• **Exercise instructions**:
In the material below, list every line carrying the string "structured".

-- start of Data in this exercise --

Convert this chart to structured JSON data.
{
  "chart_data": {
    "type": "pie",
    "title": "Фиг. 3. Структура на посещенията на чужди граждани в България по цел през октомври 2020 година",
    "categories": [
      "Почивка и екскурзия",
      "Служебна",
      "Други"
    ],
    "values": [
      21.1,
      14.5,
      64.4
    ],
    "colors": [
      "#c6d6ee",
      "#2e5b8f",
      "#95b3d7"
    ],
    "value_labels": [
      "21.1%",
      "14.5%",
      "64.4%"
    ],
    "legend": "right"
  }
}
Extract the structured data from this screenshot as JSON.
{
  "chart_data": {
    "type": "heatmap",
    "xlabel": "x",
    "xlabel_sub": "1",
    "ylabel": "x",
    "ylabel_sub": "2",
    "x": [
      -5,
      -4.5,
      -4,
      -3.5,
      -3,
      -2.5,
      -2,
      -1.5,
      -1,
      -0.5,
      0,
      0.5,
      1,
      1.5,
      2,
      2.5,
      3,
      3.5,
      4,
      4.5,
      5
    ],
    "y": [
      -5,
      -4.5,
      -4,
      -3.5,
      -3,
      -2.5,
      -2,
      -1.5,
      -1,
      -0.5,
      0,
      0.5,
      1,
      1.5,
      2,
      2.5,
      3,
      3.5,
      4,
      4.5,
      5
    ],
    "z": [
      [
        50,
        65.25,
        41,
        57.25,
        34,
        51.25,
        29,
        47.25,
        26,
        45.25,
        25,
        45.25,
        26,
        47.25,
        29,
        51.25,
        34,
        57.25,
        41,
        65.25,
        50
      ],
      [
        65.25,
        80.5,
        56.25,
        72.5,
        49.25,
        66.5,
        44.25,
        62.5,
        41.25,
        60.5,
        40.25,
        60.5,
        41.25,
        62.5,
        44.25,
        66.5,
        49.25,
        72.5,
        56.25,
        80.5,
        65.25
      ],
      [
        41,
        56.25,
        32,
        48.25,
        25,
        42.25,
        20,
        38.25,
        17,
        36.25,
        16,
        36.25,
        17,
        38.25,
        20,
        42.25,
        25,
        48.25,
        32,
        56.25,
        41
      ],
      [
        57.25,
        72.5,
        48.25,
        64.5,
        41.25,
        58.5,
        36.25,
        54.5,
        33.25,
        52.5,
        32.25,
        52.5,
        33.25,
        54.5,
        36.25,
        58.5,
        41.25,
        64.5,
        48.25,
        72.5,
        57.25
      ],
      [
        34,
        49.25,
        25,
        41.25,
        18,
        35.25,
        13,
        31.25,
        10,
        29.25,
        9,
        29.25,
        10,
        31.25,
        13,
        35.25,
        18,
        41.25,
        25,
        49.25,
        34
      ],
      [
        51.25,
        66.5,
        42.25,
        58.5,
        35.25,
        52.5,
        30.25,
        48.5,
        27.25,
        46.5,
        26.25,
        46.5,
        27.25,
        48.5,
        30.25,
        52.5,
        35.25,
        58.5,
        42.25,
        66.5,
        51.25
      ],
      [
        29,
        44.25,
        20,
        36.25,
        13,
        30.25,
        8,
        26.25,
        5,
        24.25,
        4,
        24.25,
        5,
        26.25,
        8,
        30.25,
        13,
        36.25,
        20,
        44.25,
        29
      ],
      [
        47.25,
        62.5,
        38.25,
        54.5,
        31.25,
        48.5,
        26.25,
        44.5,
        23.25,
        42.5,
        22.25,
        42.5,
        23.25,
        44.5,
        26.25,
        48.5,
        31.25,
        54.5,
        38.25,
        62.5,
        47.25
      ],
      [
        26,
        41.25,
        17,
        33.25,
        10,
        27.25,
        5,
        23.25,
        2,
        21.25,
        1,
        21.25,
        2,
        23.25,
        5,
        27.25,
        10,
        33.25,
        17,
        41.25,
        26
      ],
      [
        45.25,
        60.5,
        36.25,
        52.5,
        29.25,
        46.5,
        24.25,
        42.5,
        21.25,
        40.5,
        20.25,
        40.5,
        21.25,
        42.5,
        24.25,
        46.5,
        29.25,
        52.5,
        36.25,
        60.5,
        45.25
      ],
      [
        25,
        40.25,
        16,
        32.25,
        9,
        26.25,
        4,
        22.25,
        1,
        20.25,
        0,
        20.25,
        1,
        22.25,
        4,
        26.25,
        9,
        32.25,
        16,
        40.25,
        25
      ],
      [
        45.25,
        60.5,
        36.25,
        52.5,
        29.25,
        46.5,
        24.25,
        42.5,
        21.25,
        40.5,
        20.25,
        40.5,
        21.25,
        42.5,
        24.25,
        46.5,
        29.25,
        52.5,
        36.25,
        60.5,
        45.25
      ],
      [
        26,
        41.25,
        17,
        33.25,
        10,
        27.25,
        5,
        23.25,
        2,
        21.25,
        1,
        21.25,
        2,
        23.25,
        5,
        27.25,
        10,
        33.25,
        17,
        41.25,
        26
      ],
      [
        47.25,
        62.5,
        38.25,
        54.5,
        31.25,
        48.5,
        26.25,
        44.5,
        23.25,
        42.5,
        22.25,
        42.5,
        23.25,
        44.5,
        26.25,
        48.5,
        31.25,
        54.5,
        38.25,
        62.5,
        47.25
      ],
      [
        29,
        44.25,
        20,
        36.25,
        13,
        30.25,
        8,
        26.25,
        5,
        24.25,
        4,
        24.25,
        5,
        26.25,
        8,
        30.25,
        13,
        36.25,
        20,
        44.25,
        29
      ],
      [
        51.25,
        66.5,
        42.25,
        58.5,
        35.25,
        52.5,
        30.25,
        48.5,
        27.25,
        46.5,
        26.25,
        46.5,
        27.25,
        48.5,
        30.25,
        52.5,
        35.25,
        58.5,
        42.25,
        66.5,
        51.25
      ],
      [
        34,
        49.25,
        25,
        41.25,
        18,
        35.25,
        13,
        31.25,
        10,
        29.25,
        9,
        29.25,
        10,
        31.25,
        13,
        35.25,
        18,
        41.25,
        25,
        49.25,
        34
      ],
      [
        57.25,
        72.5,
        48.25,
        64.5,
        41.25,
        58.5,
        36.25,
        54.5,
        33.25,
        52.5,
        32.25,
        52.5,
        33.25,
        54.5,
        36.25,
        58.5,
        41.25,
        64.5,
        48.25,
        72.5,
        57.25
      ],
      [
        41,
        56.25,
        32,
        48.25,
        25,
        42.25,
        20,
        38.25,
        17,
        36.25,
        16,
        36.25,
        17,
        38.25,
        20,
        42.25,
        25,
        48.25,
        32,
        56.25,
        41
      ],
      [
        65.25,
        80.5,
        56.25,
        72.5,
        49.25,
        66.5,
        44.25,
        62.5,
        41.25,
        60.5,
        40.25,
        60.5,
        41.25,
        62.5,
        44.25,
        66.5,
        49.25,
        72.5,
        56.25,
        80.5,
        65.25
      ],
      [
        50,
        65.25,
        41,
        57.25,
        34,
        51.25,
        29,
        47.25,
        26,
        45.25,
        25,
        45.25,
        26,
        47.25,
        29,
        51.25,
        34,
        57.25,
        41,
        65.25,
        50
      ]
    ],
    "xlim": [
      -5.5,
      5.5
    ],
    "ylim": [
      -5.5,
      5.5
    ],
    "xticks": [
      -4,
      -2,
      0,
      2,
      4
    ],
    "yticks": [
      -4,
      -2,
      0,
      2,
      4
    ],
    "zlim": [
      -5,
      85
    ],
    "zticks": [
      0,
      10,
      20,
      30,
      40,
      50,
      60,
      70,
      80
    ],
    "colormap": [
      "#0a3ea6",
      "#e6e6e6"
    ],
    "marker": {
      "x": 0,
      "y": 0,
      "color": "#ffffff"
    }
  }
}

-- end of Data in this exercise --

• **Response to this exercise**:
Convert this chart to structured JSON data.
Extract the structured data from this screenshot as JSON.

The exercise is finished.